** begin AVAILABLE DATA **

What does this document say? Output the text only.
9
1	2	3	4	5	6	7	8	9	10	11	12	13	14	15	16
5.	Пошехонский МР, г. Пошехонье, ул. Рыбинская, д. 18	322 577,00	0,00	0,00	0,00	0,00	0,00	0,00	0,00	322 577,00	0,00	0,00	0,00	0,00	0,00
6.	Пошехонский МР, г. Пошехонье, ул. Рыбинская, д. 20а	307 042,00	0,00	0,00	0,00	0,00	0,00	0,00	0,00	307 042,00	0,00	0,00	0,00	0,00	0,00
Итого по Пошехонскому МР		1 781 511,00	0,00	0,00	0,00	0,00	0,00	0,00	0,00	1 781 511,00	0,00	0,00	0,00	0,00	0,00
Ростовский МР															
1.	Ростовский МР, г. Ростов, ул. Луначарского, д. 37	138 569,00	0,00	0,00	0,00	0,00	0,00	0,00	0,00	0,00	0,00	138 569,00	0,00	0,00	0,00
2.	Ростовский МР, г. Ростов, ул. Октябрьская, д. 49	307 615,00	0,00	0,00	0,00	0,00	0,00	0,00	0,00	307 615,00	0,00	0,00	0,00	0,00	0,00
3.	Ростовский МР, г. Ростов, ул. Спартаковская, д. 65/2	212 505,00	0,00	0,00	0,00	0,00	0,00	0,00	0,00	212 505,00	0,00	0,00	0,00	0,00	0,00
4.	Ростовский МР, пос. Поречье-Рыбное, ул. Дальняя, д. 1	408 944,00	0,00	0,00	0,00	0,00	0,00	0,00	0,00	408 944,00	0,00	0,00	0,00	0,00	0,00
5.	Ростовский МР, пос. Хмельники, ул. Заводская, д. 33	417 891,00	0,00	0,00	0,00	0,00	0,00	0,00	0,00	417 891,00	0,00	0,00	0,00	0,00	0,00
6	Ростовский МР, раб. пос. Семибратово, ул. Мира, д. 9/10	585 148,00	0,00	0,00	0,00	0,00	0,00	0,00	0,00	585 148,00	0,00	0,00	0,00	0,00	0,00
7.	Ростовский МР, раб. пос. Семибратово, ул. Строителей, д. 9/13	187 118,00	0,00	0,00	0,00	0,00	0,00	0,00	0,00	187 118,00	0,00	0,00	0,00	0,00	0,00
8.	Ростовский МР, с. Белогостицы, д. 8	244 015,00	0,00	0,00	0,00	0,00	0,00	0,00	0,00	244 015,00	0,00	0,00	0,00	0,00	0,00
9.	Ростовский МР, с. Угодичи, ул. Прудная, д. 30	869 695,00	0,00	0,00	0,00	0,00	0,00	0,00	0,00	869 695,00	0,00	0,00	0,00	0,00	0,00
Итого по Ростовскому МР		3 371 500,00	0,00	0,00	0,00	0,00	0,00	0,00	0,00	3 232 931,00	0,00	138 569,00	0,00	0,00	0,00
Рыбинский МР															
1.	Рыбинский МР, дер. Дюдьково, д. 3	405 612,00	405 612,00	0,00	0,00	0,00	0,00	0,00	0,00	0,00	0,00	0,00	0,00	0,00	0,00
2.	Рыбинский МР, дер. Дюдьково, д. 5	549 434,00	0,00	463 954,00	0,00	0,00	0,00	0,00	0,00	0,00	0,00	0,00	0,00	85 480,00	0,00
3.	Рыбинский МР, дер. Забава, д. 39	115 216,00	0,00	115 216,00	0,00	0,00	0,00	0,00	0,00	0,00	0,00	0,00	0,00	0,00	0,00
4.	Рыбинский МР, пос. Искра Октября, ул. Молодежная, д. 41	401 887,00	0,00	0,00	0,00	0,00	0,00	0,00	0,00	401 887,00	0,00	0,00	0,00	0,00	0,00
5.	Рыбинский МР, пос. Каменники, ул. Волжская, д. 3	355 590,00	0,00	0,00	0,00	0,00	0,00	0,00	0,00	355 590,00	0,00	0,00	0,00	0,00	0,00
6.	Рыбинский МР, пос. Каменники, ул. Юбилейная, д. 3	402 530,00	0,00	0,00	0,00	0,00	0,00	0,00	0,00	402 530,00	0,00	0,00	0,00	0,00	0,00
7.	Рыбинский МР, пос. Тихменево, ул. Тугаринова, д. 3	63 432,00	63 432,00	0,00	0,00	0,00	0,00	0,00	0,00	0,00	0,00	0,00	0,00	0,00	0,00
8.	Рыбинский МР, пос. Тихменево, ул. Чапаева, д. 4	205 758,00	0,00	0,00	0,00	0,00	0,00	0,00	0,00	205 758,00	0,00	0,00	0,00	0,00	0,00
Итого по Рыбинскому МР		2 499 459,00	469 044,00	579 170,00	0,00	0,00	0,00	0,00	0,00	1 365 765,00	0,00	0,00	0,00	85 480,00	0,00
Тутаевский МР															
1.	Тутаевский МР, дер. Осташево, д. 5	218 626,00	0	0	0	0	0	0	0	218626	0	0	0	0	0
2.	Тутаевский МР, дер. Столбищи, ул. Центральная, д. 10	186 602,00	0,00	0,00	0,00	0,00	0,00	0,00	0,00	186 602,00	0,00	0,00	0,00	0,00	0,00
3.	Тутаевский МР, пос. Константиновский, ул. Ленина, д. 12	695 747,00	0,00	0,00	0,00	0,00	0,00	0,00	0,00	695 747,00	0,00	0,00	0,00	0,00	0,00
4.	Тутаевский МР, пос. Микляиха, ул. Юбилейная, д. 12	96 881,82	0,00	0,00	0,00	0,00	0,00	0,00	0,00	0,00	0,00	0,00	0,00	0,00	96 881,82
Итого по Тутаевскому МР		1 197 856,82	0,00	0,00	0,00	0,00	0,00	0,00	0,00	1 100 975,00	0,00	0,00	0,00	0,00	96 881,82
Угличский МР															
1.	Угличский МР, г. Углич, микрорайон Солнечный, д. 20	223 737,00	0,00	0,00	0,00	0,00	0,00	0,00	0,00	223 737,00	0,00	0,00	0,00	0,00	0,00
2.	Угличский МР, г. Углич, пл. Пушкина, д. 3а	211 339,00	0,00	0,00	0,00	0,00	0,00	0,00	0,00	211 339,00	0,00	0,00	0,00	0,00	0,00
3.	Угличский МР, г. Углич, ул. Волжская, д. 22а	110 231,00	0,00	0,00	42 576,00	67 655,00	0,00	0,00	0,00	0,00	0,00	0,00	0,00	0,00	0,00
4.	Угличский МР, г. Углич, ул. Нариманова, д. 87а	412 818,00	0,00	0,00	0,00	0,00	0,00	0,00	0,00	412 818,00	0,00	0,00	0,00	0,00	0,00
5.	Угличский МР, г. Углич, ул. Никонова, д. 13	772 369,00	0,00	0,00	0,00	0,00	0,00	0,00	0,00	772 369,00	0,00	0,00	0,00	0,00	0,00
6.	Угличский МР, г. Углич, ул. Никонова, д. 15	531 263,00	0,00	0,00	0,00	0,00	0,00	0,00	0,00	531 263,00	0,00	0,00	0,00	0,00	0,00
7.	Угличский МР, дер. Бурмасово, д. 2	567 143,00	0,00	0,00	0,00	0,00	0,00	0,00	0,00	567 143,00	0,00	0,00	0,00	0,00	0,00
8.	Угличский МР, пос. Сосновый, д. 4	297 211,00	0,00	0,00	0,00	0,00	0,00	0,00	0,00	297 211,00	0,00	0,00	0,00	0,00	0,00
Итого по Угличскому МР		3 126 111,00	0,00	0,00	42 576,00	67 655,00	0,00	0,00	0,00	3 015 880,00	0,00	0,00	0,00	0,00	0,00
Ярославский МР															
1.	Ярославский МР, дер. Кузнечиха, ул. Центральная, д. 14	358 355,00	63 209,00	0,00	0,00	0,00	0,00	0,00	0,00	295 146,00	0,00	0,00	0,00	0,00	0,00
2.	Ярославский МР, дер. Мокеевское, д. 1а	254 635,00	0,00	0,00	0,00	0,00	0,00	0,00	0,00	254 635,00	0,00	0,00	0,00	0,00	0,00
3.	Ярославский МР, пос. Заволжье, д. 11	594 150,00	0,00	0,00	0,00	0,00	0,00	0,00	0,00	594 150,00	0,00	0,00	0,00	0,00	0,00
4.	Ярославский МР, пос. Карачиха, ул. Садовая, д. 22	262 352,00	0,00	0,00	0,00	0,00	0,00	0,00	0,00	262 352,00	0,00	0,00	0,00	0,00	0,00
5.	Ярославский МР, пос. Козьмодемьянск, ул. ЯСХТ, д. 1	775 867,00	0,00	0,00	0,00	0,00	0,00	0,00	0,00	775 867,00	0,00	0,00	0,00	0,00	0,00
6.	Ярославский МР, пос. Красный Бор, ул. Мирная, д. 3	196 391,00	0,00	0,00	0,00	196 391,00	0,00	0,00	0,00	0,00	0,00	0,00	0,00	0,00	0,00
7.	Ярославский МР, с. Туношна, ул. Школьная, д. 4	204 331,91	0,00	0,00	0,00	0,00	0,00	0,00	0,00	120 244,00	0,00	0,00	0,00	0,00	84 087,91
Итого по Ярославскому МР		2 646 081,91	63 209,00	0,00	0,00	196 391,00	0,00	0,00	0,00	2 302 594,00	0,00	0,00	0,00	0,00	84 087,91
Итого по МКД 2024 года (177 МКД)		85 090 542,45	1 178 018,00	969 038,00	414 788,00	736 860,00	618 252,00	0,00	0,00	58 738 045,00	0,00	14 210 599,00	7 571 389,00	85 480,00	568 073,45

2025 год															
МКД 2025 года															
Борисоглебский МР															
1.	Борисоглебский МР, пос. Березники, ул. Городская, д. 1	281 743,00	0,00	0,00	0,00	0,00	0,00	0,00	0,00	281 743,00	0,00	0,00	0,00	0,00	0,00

** end AVAILABLE DATA **

• **EXERCISE BRIEF**
In the material above, find each line that contains the word "Юбилейная", and select it.

• **WRITTEN ANSWER**
6.	Рыбинский МР, пос. Каменники, ул. Юбилейная, д. 3	402 530,00	0,00	0,00	0,00	0,00	0,00	0,00	0,00	402 530,00	0,00	0,00	0,00	0,00	0,00
4.	Тутаевский МР, пос. Микляиха, ул. Юбилейная, д. 12	96 881,82	0,00	0,00	0,00	0,00	0,00	0,00	0,00	0,00	0,00	0,00	0,00	0,00	96 881,82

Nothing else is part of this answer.